* [What the task requires]: Produce an exact copy of all the records.

* [Entries provided]:
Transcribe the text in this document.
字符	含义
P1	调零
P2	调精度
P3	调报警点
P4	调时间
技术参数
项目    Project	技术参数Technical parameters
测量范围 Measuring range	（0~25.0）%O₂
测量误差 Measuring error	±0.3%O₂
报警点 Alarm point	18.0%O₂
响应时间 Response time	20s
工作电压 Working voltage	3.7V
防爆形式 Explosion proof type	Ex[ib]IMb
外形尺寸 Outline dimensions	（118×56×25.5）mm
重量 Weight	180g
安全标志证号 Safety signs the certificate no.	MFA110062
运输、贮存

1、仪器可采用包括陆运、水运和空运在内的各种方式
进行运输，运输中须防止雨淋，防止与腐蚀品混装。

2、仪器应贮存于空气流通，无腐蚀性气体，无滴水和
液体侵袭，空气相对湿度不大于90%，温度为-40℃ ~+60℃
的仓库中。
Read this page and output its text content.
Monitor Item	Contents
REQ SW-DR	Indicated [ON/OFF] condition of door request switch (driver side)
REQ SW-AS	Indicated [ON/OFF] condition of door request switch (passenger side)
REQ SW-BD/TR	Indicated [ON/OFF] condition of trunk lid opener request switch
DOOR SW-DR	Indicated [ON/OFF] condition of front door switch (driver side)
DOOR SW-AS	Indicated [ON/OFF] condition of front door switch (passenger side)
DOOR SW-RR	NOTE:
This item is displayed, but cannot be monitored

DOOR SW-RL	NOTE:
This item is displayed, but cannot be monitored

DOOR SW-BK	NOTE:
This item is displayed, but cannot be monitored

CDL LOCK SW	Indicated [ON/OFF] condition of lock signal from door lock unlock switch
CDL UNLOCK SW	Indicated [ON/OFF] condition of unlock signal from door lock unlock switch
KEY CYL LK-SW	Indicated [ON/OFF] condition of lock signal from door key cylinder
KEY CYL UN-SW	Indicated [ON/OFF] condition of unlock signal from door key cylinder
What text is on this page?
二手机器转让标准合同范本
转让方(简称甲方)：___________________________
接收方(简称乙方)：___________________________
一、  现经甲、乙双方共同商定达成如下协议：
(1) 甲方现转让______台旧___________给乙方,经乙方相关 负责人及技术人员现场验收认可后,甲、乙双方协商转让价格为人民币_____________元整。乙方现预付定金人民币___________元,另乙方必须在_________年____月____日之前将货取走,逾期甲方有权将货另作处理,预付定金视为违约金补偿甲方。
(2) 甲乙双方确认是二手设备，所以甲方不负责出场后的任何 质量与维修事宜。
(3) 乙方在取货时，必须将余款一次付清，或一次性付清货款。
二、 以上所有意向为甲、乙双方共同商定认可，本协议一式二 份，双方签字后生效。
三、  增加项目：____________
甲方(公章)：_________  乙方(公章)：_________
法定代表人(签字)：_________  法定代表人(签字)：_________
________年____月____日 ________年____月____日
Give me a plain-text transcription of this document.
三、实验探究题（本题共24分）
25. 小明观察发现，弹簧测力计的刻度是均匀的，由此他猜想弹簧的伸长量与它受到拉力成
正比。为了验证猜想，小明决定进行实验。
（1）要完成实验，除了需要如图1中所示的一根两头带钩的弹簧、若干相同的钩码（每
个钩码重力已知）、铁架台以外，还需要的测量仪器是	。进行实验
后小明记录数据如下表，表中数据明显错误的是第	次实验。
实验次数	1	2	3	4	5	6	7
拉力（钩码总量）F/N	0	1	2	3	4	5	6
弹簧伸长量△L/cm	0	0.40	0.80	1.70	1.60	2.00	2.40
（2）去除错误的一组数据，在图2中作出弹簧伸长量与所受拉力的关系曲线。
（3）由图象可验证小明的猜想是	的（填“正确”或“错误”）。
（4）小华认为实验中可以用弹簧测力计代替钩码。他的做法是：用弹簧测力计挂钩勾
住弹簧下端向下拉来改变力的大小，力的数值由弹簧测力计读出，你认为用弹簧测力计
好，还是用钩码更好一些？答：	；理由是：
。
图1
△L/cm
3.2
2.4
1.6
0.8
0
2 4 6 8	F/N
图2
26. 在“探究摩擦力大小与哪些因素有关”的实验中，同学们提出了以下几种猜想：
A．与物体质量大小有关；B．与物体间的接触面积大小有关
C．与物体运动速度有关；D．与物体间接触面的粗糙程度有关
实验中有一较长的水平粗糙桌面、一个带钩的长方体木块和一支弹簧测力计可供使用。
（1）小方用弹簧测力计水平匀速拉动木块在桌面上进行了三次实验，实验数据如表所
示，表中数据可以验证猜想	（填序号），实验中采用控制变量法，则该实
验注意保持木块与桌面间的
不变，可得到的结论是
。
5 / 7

* [Exercise output]:
Transcribe the text in this document.
字符	含义
P1	调零
P2	调精度
P3	调报警点
P4	调时间
技术参数
项目    Project	技术参数Technical parameters
测量范围 Measuring range	（0~25.0）%O₂
测量误差 Measuring error	±0.3%O₂
报警点 Alarm point	18.0%O₂
响应时间 Response time	20s
工作电压 Working voltage	3.7V
防爆形式 Explosion proof type	Ex[ib]IMb
外形尺寸 Outline dimensions	（118×56×25.5）mm
重量 Weight	180g
安全标志证号 Safety signs the certificate no.	MFA110062
运输、贮存

1、仪器可采用包括陆运、水运和空运在内的各种方式
进行运输，运输中须防止雨淋，防止与腐蚀品混装。

2、仪器应贮存于空气流通，无腐蚀性气体，无滴水和
液体侵袭，空气相对湿度不大于90%，温度为-40℃ ~+60℃
的仓库中。
Read this page and output its text content.
Monitor Item	Contents
REQ SW-DR	Indicated [ON/OFF] condition of door request switch (driver side)
REQ SW-AS	Indicated [ON/OFF] condition of door request switch (passenger side)
REQ SW-BD/TR	Indicated [ON/OFF] condition of trunk lid opener request switch
DOOR SW-DR	Indicated [ON/OFF] condition of front door switch (driver side)
DOOR SW-AS	Indicated [ON/OFF] condition of front door switch (passenger side)
DOOR SW-RR	NOTE:
This item is displayed, but cannot be monitored

DOOR SW-RL	NOTE:
This item is displayed, but cannot be monitored

DOOR SW-BK	NOTE:
This item is displayed, but cannot be monitored

CDL LOCK SW	Indicated [ON/OFF] condition of lock signal from door lock unlock switch
CDL UNLOCK SW	Indicated [ON/OFF] condition of unlock signal from door lock unlock switch
KEY CYL LK-SW	Indicated [ON/OFF] condition of lock signal from door key cylinder
KEY CYL UN-SW	Indicated [ON/OFF] condition of unlock signal from door key cylinder
What text is on this page?
二手机器转让标准合同范本
转让方(简称甲方)：___________________________
接收方(简称乙方)：___________________________
一、  现经甲、乙双方共同商定达成如下协议：
(1) 甲方现转让______台旧___________给乙方,经乙方相关 负责人及技术人员现场验收认可后,甲、乙双方协商转让价格为人民币_____________元整。乙方现预付定金人民币___________元,另乙方必须在_________年____月____日之前将货取走,逾期甲方有权将货另作处理,预付定金视为违约金补偿甲方。
(2) 甲乙双方确认是二手设备，所以甲方不负责出场后的任何 质量与维修事宜。
(3) 乙方在取货时，必须将余款一次付清，或一次性付清货款。
二、 以上所有意向为甲、乙双方共同商定认可，本协议一式二 份，双方签字后生效。
三、  增加项目：____________
甲方(公章)：_________  乙方(公章)：_________
法定代表人(签字)：_________  法定代表人(签字)：_________
________年____月____日 ________年____月____日
Give me a plain-text transcription of this document.
三、实验探究题（本题共24分）
25. 小明观察发现，弹簧测力计的刻度是均匀的，由此他猜想弹簧的伸长量与它受到拉力成
正比。为了验证猜想，小明决定进行实验。
（1）要完成实验，除了需要如图1中所示的一根两头带钩的弹簧、若干相同的钩码（每
个钩码重力已知）、铁架台以外，还需要的测量仪器是	。进行实验
后小明记录数据如下表，表中数据明显错误的是第	次实验。
实验次数	1	2	3	4	5	6	7
拉力（钩码总量）F/N	0	1	2	3	4	5	6
弹簧伸长量△L/cm	0	0.40	0.80	1.70	1.60	2.00	2.40
（2）去除错误的一组数据，在图2中作出弹簧伸长量与所受拉力的关系曲线。
（3）由图象可验证小明的猜想是	的（填“正确”或“错误”）。
（4）小华认为实验中可以用弹簧测力计代替钩码。他的做法是：用弹簧测力计挂钩勾
住弹簧下端向下拉来改变力的大小，力的数值由弹簧测力计读出，你认为用弹簧测力计
好，还是用钩码更好一些？答：	；理由是：
。
图1
△L/cm
3.2
2.4
1.6
0.8
0
2 4 6 8	F/N
图2
26. 在“探究摩擦力大小与哪些因素有关”的实验中，同学们提出了以下几种猜想：
A．与物体质量大小有关；B．与物体间的接触面积大小有关
C．与物体运动速度有关；D．与物体间接触面的粗糙程度有关
实验中有一较长的水平粗糙桌面、一个带钩的长方体木块和一支弹簧测力计可供使用。
（1）小方用弹簧测力计水平匀速拉动木块在桌面上进行了三次实验，实验数据如表所
示，表中数据可以验证猜想	（填序号），实验中采用控制变量法，则该实
验注意保持木块与桌面间的
不变，可得到的结论是
。
5 / 7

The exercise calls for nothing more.